▸ **WHAT THIS TASK INVOLVES**
Present every line in which the string "date" appears.

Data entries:
____________________

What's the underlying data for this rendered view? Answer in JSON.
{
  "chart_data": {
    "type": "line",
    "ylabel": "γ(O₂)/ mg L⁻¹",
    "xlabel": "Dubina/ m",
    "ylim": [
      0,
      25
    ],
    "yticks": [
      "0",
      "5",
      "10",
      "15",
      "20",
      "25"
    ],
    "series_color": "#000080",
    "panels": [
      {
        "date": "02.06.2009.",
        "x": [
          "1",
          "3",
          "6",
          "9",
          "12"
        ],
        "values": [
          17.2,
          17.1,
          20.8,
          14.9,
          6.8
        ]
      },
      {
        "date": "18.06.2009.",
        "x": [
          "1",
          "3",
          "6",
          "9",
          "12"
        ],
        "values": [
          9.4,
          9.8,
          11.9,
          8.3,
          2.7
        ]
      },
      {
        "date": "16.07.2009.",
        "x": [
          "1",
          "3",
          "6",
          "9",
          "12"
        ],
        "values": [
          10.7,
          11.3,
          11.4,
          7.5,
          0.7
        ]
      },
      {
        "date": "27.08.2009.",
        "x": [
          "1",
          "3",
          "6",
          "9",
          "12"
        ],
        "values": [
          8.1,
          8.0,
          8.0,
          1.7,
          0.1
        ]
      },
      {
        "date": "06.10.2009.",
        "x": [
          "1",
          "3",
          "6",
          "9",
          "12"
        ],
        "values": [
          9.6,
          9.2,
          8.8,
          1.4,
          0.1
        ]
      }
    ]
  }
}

____________________

▸ **EXPECTED ANSWER**
        "date": "02.06.2009.",
        "date": "18.06.2009.",
        "date": "16.07.2009.",
        "date": "27.08.2009.",
        "date": "06.10.2009.",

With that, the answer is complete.